Problem requirements:
Copy each line that contains the string "گزارش".

►

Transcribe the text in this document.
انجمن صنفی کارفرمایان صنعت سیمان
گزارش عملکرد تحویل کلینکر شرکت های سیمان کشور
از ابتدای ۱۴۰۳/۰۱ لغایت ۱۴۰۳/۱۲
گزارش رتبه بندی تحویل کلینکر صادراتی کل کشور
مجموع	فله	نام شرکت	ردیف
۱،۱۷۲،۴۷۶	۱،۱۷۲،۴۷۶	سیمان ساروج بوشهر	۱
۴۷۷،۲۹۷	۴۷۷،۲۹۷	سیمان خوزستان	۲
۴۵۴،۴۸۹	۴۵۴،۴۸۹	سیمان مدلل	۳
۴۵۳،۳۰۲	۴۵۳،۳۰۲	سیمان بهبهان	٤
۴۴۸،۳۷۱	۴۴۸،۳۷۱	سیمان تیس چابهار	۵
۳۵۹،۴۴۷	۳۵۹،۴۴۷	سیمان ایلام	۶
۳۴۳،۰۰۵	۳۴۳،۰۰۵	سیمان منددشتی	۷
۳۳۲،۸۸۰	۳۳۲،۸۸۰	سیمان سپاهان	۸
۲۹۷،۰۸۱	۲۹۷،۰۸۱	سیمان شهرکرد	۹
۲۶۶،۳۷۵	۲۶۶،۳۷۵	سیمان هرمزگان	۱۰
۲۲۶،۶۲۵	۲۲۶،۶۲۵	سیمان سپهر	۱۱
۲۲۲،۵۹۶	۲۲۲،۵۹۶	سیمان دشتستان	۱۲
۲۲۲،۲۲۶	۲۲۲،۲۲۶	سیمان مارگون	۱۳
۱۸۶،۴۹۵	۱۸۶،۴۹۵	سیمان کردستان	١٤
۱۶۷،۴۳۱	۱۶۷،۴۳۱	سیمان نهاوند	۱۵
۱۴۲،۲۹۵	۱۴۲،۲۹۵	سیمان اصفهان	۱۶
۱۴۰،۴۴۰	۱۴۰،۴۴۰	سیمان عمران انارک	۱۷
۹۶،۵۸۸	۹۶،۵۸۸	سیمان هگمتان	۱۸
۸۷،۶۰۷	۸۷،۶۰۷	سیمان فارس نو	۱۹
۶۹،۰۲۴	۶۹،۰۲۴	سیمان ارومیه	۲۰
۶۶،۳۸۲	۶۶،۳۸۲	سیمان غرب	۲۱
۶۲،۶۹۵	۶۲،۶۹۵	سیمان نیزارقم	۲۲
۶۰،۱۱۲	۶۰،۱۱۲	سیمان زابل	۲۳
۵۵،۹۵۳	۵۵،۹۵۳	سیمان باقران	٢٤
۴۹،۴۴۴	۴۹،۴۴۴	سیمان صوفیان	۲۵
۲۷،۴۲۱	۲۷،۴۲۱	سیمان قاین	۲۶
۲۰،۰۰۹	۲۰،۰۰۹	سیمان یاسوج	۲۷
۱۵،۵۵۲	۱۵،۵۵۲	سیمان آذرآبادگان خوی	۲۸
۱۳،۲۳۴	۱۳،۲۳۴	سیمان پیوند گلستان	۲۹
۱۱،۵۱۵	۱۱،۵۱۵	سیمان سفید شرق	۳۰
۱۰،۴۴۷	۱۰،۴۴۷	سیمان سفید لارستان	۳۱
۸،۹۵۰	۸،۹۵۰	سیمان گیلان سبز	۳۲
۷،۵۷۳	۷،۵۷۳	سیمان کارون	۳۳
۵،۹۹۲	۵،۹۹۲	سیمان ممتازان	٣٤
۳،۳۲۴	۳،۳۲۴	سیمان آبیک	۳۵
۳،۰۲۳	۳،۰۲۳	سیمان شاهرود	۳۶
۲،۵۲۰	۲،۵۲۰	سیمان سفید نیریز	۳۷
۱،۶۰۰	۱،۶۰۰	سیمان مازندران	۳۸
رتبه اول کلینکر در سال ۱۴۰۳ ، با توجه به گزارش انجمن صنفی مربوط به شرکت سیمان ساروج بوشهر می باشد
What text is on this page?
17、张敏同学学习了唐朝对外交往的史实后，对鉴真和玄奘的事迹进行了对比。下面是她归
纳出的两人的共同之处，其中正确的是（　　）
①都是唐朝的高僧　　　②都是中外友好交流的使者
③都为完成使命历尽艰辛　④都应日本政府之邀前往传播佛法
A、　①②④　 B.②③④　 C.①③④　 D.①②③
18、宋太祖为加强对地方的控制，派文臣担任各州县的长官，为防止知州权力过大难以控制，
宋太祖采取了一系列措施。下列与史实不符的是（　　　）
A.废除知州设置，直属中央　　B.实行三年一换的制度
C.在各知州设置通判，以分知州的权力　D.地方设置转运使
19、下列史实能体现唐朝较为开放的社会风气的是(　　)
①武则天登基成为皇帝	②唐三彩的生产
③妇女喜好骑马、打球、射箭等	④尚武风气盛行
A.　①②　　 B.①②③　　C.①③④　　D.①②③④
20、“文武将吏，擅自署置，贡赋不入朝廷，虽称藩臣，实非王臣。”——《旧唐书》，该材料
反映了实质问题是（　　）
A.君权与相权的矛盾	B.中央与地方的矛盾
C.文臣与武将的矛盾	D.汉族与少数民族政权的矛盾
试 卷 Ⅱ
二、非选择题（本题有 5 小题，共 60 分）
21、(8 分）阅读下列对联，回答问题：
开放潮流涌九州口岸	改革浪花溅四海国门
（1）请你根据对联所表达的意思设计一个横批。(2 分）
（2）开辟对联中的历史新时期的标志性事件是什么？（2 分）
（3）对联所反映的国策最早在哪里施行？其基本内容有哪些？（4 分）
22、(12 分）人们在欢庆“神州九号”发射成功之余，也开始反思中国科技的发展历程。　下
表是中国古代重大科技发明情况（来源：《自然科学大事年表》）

◄

Correct result:
گزارش عملکرد تحویل کلینکر شرکت های سیمان کشور
گزارش رتبه بندی تحویل کلینکر صادراتی کل کشور
رتبه اول کلینکر در سال ۱۴۰۳ ، با توجه به گزارش انجمن صنفی مربوط به شرکت سیمان ساروج بوشهر می باشد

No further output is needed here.